======== Information shown ========

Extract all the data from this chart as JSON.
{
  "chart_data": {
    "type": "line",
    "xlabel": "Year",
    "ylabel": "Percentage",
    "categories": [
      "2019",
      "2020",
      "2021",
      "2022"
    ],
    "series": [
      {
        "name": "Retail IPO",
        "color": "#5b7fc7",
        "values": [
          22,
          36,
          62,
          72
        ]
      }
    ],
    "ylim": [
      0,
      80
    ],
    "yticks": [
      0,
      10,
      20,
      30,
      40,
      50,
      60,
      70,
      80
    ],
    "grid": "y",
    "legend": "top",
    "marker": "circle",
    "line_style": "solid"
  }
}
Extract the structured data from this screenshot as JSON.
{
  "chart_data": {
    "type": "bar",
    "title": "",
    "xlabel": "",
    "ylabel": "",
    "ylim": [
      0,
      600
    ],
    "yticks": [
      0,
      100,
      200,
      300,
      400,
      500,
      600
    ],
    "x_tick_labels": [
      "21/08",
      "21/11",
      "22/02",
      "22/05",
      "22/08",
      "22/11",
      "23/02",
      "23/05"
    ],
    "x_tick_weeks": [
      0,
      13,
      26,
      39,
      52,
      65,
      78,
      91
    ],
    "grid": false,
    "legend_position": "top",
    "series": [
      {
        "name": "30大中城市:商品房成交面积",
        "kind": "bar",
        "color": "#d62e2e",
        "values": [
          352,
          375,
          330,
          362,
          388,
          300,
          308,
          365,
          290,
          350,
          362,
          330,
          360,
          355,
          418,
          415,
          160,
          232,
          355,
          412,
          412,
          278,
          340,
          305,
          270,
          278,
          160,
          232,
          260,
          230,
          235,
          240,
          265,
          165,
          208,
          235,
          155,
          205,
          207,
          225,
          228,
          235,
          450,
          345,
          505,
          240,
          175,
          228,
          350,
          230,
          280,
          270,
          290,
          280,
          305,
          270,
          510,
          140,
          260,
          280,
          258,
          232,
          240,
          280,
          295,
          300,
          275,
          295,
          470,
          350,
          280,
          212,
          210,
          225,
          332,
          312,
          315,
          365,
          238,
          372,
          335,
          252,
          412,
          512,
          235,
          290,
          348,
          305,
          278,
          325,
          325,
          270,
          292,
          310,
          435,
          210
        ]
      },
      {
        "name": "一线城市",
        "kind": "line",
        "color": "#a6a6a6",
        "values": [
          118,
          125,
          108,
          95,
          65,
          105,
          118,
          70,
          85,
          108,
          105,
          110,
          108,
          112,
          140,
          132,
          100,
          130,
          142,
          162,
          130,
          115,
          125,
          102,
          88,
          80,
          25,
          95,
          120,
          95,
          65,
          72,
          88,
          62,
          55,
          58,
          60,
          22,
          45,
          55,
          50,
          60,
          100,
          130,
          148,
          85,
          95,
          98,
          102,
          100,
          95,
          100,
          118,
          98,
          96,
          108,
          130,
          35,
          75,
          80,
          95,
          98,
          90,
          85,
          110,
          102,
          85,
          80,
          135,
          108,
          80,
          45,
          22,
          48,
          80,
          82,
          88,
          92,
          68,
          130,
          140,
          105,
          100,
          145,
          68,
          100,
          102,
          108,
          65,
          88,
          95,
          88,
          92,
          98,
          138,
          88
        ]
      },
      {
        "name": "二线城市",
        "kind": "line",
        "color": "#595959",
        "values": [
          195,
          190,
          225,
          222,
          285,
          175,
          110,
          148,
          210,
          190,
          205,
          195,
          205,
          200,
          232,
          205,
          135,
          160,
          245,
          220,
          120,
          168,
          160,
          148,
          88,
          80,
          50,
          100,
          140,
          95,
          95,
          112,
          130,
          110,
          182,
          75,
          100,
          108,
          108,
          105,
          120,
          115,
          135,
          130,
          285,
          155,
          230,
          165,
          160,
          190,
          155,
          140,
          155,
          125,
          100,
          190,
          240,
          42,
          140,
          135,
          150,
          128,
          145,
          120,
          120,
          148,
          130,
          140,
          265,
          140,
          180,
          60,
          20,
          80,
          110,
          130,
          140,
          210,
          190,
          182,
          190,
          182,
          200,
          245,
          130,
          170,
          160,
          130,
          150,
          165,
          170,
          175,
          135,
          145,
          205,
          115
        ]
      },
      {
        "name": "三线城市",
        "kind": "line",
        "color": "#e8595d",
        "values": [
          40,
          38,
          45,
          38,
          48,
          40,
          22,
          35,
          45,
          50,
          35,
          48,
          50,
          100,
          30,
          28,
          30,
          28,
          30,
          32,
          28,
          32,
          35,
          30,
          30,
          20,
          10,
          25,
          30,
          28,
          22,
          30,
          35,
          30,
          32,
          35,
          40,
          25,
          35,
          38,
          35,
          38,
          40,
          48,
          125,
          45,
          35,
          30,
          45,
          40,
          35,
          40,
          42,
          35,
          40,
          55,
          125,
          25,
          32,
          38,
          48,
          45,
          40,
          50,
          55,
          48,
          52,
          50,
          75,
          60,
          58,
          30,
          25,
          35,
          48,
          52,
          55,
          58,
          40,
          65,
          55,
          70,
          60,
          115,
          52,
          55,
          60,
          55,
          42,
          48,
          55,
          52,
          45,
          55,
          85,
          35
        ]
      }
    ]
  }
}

========

(Objective):
Reproduce each line from the records that contains the word "Extract".

(Solution for this problem):
Extract all the data from this chart as JSON.
Extract the structured data from this screenshot as JSON.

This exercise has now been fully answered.